- [Exercise goal] Your answer must be an exact copy of every record.

- [Provided entries]
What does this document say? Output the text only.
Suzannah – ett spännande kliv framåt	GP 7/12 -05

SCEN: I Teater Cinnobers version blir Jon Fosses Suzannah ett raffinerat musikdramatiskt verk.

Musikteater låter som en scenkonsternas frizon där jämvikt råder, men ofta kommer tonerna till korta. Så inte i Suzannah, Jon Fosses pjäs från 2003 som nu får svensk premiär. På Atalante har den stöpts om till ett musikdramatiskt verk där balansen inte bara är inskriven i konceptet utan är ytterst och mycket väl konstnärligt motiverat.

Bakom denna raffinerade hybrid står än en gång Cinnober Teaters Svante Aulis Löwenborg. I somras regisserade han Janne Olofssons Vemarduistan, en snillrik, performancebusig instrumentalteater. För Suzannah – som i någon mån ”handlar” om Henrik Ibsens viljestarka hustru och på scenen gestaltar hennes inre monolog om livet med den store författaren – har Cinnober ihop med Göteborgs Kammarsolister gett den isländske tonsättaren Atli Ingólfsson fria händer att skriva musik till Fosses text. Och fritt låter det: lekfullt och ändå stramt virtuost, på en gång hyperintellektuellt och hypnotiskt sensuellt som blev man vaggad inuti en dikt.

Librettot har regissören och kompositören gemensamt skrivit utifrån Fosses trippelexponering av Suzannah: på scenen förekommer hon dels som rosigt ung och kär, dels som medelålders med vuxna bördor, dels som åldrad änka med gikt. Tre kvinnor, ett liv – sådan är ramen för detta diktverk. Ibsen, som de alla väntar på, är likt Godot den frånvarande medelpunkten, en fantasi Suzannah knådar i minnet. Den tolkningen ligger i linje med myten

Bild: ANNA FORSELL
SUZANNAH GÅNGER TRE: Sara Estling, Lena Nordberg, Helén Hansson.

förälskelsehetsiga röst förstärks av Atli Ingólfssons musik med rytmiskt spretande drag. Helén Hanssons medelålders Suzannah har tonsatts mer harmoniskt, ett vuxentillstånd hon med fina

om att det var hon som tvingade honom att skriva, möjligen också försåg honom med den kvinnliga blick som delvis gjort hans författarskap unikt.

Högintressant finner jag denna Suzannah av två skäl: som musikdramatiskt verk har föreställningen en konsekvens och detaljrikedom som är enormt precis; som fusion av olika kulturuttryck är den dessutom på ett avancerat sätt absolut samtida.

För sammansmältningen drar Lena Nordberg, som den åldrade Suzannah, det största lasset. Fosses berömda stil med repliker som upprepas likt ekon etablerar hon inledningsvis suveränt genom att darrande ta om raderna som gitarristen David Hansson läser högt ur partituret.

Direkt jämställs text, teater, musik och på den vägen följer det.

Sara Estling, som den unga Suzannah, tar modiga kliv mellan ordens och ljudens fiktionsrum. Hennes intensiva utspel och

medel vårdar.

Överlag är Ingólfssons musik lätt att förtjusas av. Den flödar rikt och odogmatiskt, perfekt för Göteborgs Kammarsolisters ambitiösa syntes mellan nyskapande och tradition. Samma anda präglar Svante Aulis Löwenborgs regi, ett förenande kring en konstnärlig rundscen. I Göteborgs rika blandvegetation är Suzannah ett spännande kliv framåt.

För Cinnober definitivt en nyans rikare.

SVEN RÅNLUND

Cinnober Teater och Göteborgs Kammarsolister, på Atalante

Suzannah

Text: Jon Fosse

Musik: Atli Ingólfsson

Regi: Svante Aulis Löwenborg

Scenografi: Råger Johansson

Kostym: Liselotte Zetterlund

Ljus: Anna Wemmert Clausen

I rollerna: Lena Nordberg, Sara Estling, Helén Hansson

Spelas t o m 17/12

- [Response]
What does this document say? Output the text only.
Suzannah – ett spännande kliv framåt	GP 7/12 -05

SCEN: I Teater Cinnobers version blir Jon Fosses Suzannah ett raffinerat musikdramatiskt verk.

Musikteater låter som en scenkonsternas frizon där jämvikt råder, men ofta kommer tonerna till korta. Så inte i Suzannah, Jon Fosses pjäs från 2003 som nu får svensk premiär. På Atalante har den stöpts om till ett musikdramatiskt verk där balansen inte bara är inskriven i konceptet utan är ytterst och mycket väl konstnärligt motiverat.

Bakom denna raffinerade hybrid står än en gång Cinnober Teaters Svante Aulis Löwenborg. I somras regisserade han Janne Olofssons Vemarduistan, en snillrik, performancebusig instrumentalteater. För Suzannah – som i någon mån ”handlar” om Henrik Ibsens viljestarka hustru och på scenen gestaltar hennes inre monolog om livet med den store författaren – har Cinnober ihop med Göteborgs Kammarsolister gett den isländske tonsättaren Atli Ingólfsson fria händer att skriva musik till Fosses text. Och fritt låter det: lekfullt och ändå stramt virtuost, på en gång hyperintellektuellt och hypnotiskt sensuellt som blev man vaggad inuti en dikt.

Librettot har regissören och kompositören gemensamt skrivit utifrån Fosses trippelexponering av Suzannah: på scenen förekommer hon dels som rosigt ung och kär, dels som medelålders med vuxna bördor, dels som åldrad änka med gikt. Tre kvinnor, ett liv – sådan är ramen för detta diktverk. Ibsen, som de alla väntar på, är likt Godot den frånvarande medelpunkten, en fantasi Suzannah knådar i minnet. Den tolkningen ligger i linje med myten

Bild: ANNA FORSELL
SUZANNAH GÅNGER TRE: Sara Estling, Lena Nordberg, Helén Hansson.

förälskelsehetsiga röst förstärks av Atli Ingólfssons musik med rytmiskt spretande drag. Helén Hanssons medelålders Suzannah har tonsatts mer harmoniskt, ett vuxentillstånd hon med fina

om att det var hon som tvingade honom att skriva, möjligen också försåg honom med den kvinnliga blick som delvis gjort hans författarskap unikt.

Högintressant finner jag denna Suzannah av två skäl: som musikdramatiskt verk har föreställningen en konsekvens och detaljrikedom som är enormt precis; som fusion av olika kulturuttryck är den dessutom på ett avancerat sätt absolut samtida.

För sammansmältningen drar Lena Nordberg, som den åldrade Suzannah, det största lasset. Fosses berömda stil med repliker som upprepas likt ekon etablerar hon inledningsvis suveränt genom att darrande ta om raderna som gitarristen David Hansson läser högt ur partituret.

Direkt jämställs text, teater, musik och på den vägen följer det.

Sara Estling, som den unga Suzannah, tar modiga kliv mellan ordens och ljudens fiktionsrum. Hennes intensiva utspel och

medel vårdar.

Överlag är Ingólfssons musik lätt att förtjusas av. Den flödar rikt och odogmatiskt, perfekt för Göteborgs Kammarsolisters ambitiösa syntes mellan nyskapande och tradition. Samma anda präglar Svante Aulis Löwenborgs regi, ett förenande kring en konstnärlig rundscen. I Göteborgs rika blandvegetation är Suzannah ett spännande kliv framåt.

För Cinnober definitivt en nyans rikare.

SVEN RÅNLUND

Cinnober Teater och Göteborgs Kammarsolister, på Atalante

Suzannah

Text: Jon Fosse

Musik: Atli Ingólfsson

Regi: Svante Aulis Löwenborg

Scenografi: Råger Johansson

Kostym: Liselotte Zetterlund

Ljus: Anna Wemmert Clausen

I rollerna: Lena Nordberg, Sara Estling, Helén Hansson

Spelas t o m 17/12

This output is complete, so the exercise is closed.